→ Directions for this task: Reproduce the listing that follows with no differences at all.

◆ ◆ ◆

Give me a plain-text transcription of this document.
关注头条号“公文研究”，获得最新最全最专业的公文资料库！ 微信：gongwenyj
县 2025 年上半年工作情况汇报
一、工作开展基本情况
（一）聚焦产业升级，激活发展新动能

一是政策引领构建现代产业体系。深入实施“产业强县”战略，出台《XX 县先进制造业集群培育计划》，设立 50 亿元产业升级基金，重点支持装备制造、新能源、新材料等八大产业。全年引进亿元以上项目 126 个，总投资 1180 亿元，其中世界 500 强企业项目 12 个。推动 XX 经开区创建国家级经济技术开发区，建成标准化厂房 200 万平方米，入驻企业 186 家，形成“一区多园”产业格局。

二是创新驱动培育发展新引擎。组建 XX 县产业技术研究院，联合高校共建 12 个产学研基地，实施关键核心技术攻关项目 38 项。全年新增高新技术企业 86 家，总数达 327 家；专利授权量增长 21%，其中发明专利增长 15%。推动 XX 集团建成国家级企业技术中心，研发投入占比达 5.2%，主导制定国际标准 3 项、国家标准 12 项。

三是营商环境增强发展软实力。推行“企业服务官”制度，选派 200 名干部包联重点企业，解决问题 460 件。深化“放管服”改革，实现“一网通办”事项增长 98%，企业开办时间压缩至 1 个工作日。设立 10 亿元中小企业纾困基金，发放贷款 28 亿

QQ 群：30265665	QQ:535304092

◆ ◆ ◆

→ Final answer:
Give me a plain-text transcription of this document.
关注头条号“公文研究”，获得最新最全最专业的公文资料库！ 微信：gongwenyj
县 2025 年上半年工作情况汇报
一、工作开展基本情况
（一）聚焦产业升级，激活发展新动能

一是政策引领构建现代产业体系。深入实施“产业强县”战略，出台《XX 县先进制造业集群培育计划》，设立 50 亿元产业升级基金，重点支持装备制造、新能源、新材料等八大产业。全年引进亿元以上项目 126 个，总投资 1180 亿元，其中世界 500 强企业项目 12 个。推动 XX 经开区创建国家级经济技术开发区，建成标准化厂房 200 万平方米，入驻企业 186 家，形成“一区多园”产业格局。

二是创新驱动培育发展新引擎。组建 XX 县产业技术研究院，联合高校共建 12 个产学研基地，实施关键核心技术攻关项目 38 项。全年新增高新技术企业 86 家，总数达 327 家；专利授权量增长 21%，其中发明专利增长 15%。推动 XX 集团建成国家级企业技术中心，研发投入占比达 5.2%，主导制定国际标准 3 项、国家标准 12 项。

三是营商环境增强发展软实力。推行“企业服务官”制度，选派 200 名干部包联重点企业，解决问题 460 件。深化“放管服”改革，实现“一网通办”事项增长 98%，企业开办时间压缩至 1 个工作日。设立 10 亿元中小企业纾困基金，发放贷款 28 亿

QQ 群：30265665	QQ:535304092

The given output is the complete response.